■ GIVEN DATA ■
# # # # #

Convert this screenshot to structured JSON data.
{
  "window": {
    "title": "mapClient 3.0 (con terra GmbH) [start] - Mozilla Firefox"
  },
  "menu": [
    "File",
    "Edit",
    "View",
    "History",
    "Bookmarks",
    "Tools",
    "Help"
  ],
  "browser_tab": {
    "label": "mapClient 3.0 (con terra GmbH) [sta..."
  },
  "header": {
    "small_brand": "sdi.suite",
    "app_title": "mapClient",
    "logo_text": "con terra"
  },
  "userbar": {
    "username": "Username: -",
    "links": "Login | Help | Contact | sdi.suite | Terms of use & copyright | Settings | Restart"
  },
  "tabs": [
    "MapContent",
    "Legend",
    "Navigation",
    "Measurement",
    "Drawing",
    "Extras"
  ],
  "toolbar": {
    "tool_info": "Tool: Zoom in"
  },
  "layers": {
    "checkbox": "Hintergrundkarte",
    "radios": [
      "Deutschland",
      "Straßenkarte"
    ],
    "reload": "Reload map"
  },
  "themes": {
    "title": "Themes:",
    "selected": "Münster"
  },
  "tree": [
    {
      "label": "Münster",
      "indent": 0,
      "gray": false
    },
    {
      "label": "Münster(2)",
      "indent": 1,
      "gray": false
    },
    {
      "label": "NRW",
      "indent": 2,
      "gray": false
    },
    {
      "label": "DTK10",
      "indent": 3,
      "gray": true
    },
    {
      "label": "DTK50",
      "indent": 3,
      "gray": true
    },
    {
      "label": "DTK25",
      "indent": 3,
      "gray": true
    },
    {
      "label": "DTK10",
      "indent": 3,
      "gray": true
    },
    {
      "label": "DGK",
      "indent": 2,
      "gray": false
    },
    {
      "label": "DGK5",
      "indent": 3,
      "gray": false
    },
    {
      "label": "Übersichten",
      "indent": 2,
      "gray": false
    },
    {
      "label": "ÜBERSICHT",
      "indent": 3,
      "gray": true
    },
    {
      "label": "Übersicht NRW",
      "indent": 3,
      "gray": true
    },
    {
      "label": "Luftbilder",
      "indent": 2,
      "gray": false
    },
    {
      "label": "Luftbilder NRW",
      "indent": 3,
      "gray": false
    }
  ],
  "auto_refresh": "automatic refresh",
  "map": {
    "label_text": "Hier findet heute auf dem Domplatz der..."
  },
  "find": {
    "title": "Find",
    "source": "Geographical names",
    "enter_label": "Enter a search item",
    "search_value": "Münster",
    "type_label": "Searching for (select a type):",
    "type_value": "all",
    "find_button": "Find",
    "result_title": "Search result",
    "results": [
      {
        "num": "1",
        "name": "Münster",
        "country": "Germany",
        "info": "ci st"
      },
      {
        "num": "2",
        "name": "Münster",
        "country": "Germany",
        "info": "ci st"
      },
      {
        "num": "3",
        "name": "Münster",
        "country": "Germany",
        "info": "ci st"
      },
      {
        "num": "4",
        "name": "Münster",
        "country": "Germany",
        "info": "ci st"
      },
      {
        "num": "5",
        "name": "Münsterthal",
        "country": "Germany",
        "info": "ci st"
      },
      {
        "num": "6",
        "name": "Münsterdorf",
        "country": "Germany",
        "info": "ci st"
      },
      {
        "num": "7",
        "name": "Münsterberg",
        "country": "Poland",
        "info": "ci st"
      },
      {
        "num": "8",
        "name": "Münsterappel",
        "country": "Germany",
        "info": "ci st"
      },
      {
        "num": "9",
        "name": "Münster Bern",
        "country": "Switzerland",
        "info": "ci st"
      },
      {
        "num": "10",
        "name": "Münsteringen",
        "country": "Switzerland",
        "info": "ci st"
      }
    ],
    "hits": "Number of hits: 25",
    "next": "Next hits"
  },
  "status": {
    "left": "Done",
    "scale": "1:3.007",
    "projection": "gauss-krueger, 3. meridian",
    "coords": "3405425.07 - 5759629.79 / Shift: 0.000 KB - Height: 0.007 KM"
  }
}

# # # # #

■ WHAT TO PRODUCE ■
State how many lines of the entries above include the word "hits", offering no text other than the number.

■ OUTPUT OF THE TASK ■
2